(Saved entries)

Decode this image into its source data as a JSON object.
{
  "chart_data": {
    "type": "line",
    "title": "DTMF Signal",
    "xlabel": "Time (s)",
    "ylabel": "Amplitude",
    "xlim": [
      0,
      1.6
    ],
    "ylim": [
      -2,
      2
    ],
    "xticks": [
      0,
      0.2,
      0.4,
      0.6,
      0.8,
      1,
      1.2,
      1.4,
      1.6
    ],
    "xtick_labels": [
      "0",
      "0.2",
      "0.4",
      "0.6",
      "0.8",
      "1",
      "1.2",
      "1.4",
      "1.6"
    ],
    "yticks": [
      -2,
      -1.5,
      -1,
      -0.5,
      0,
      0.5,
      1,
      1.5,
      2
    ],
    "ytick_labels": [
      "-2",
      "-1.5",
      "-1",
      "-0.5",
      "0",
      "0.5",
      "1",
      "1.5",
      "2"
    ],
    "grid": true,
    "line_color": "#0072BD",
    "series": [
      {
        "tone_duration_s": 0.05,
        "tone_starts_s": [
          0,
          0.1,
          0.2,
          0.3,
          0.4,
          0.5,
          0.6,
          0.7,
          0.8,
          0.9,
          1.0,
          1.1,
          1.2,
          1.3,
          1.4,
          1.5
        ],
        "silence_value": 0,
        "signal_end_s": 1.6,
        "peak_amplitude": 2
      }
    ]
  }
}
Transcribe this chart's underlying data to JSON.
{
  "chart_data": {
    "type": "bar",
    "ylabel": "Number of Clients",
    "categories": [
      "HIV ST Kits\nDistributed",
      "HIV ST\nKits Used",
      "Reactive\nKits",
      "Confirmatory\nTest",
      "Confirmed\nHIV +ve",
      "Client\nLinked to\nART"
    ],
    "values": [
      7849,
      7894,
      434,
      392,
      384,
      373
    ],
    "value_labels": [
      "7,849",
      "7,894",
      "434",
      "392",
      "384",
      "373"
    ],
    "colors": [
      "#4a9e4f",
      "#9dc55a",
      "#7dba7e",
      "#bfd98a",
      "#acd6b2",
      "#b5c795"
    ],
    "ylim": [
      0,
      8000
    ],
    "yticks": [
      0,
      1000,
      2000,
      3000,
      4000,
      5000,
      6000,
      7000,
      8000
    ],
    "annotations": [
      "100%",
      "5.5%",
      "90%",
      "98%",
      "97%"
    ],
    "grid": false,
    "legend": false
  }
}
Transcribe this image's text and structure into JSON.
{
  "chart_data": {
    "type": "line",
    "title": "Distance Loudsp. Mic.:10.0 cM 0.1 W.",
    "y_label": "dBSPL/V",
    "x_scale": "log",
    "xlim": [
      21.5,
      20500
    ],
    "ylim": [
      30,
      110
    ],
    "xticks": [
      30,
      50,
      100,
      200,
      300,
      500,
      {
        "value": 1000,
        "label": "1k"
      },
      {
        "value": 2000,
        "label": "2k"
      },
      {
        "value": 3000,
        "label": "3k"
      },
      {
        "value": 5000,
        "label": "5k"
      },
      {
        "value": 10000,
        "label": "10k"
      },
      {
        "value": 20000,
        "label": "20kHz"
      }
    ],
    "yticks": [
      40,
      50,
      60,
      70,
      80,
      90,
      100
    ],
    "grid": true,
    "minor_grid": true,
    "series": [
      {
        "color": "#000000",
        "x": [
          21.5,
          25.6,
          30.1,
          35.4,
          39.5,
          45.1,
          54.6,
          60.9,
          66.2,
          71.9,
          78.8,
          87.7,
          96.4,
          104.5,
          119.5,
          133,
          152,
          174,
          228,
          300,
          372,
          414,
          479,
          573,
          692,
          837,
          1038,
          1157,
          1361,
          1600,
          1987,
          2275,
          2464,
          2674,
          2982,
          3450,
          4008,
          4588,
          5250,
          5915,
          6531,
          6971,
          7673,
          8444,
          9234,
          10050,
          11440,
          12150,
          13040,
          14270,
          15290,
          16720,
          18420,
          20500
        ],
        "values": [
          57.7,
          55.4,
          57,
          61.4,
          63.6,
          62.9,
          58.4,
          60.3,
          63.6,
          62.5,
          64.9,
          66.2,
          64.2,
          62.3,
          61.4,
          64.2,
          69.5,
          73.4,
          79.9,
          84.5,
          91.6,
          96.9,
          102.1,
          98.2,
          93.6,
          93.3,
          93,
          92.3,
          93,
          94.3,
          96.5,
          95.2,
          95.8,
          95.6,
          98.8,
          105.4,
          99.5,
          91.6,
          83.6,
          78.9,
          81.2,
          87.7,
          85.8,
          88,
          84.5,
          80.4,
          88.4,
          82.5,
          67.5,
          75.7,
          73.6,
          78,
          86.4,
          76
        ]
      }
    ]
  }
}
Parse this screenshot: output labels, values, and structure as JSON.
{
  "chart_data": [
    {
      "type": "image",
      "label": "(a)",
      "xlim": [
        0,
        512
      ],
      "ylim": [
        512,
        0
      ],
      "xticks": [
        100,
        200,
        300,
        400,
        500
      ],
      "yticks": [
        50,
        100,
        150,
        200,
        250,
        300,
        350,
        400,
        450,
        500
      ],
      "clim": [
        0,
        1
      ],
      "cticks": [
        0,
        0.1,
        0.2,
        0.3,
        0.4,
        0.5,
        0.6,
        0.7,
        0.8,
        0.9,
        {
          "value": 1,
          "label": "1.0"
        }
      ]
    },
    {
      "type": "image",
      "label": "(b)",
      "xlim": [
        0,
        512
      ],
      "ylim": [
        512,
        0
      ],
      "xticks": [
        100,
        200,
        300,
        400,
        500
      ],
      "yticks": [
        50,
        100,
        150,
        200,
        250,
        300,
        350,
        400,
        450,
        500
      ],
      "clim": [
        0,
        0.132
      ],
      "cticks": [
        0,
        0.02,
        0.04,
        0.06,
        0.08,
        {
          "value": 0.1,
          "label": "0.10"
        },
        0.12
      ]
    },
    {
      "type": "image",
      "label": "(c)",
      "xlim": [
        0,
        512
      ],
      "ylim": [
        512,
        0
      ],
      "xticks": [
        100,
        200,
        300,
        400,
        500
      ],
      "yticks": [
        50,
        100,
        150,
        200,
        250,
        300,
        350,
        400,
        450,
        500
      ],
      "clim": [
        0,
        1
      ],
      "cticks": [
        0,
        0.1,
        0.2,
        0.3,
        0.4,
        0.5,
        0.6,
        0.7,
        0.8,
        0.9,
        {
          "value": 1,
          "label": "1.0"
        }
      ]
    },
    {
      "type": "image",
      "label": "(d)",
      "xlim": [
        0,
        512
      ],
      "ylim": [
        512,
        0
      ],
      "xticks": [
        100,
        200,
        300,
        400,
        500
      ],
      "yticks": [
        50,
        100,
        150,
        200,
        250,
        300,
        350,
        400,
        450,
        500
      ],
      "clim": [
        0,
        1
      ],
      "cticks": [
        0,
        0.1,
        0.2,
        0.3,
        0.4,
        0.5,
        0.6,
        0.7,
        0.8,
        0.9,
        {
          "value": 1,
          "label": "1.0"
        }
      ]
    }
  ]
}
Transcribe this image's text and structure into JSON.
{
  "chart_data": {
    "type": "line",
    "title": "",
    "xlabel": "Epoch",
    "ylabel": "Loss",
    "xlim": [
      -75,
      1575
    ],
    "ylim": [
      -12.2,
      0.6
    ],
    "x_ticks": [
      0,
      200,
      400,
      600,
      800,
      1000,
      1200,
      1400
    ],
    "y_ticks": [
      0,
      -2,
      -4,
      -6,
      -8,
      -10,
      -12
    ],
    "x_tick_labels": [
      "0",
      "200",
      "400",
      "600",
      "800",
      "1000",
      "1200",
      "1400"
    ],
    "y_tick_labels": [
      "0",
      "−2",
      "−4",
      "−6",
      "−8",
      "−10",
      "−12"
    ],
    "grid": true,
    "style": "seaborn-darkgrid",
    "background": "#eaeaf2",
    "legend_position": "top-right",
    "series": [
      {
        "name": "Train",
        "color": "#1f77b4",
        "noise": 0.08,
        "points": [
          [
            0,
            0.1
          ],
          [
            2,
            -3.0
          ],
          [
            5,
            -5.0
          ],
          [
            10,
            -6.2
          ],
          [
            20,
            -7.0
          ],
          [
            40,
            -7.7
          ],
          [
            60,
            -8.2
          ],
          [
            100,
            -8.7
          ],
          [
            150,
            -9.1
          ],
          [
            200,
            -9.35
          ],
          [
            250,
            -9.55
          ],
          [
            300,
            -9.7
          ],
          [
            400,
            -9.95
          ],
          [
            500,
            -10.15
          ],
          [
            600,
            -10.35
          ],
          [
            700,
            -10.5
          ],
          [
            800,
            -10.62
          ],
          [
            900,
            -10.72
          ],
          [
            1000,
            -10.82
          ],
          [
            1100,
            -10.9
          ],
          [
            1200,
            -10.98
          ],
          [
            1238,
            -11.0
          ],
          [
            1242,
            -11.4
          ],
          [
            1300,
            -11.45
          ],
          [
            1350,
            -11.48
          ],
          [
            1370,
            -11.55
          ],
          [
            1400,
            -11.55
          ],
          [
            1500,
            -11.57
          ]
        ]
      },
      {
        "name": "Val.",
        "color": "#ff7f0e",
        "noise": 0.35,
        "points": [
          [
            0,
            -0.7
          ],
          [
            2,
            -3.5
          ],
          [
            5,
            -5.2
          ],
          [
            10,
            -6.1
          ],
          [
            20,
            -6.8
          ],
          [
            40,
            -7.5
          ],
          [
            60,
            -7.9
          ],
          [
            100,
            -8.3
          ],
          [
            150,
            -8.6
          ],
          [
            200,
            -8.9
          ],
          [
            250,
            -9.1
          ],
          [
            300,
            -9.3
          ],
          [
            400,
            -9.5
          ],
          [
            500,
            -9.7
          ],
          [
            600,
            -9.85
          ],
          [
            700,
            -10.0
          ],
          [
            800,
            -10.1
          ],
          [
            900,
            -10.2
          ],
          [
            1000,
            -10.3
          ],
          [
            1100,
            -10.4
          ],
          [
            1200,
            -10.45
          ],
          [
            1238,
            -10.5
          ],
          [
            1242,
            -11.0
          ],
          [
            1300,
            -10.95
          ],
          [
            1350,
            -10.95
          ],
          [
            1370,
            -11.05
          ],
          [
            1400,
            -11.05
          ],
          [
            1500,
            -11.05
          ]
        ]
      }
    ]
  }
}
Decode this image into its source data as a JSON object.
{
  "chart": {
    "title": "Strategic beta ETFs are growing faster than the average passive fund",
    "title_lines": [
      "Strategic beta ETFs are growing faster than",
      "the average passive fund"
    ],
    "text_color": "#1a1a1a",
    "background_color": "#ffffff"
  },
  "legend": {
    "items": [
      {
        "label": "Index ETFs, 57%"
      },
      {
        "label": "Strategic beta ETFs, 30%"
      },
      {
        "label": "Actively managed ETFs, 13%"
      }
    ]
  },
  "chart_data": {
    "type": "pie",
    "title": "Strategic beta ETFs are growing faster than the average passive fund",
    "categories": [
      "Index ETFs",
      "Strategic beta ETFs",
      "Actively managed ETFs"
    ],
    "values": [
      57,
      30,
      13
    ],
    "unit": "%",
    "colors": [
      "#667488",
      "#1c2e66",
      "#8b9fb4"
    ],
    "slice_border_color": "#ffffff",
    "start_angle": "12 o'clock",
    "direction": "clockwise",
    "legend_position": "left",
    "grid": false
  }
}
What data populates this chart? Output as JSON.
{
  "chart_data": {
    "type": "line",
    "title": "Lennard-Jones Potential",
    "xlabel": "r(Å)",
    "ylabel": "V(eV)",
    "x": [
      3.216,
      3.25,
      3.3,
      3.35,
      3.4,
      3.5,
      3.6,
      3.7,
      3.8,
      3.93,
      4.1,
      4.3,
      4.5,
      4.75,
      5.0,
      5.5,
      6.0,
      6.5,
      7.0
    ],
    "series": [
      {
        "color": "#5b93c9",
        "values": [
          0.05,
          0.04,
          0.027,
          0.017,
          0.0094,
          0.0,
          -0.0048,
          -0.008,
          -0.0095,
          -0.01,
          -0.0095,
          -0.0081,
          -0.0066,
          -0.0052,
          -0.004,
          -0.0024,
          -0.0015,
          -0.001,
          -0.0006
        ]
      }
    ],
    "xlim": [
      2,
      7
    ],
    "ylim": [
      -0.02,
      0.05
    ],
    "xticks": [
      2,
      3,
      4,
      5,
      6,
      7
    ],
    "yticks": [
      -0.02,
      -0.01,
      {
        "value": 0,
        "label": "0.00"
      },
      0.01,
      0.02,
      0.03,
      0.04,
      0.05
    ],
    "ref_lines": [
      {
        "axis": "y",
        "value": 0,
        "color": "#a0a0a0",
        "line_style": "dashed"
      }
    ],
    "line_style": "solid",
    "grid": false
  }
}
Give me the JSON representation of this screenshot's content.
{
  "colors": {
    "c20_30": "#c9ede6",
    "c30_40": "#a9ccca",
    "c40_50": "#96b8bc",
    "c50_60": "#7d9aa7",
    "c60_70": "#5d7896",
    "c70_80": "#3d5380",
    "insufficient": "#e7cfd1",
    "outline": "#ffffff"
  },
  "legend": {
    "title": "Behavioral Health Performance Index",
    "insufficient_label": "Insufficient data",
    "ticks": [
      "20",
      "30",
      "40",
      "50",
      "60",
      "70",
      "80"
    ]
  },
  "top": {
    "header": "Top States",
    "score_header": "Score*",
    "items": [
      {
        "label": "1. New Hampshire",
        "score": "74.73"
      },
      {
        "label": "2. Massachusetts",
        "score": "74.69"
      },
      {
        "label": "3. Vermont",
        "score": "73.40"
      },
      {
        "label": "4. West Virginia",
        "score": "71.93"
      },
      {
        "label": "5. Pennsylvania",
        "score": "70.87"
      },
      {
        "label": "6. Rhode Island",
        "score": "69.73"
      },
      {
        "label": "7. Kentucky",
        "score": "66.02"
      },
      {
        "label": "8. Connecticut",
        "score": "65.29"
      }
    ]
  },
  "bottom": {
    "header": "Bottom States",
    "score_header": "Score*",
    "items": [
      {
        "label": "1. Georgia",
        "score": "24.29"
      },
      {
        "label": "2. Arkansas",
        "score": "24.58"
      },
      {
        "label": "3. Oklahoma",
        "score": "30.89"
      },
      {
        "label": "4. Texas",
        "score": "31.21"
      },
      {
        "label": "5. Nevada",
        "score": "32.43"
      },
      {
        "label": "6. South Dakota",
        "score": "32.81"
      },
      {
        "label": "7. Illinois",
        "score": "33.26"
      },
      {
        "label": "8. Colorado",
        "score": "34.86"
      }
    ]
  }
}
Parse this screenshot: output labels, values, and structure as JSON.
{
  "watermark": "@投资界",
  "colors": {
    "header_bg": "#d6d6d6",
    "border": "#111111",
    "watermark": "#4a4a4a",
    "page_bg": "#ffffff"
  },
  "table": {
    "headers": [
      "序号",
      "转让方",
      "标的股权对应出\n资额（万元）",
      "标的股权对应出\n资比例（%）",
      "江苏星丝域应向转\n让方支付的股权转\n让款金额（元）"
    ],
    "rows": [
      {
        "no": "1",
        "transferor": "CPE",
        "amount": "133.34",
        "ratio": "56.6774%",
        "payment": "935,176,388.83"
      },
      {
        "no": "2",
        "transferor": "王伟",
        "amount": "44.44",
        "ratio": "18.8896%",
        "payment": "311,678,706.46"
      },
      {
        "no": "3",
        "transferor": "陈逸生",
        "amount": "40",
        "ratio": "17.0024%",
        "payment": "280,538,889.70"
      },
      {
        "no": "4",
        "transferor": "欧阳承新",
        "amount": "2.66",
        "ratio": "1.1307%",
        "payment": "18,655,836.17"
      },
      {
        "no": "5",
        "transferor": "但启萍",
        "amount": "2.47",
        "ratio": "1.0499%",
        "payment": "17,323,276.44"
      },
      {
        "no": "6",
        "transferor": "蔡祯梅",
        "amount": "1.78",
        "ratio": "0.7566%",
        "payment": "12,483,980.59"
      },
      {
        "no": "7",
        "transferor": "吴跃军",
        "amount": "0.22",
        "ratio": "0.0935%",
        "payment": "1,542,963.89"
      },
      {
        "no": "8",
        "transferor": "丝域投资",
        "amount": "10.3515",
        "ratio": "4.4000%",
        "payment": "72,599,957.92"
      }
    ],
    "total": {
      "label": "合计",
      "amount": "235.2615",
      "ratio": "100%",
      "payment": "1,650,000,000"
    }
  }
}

== What you need to do ==
Choose all lines containing the string "beta" and copy them out.

== Correct answer ==
    "title": "Strategic beta ETFs are growing faster than the average passive fund",
      "Strategic beta ETFs are growing faster than",
        "label": "Strategic beta ETFs, 30%"
    "title": "Strategic beta ETFs are growing faster than the average passive fund",
      "Strategic beta ETFs",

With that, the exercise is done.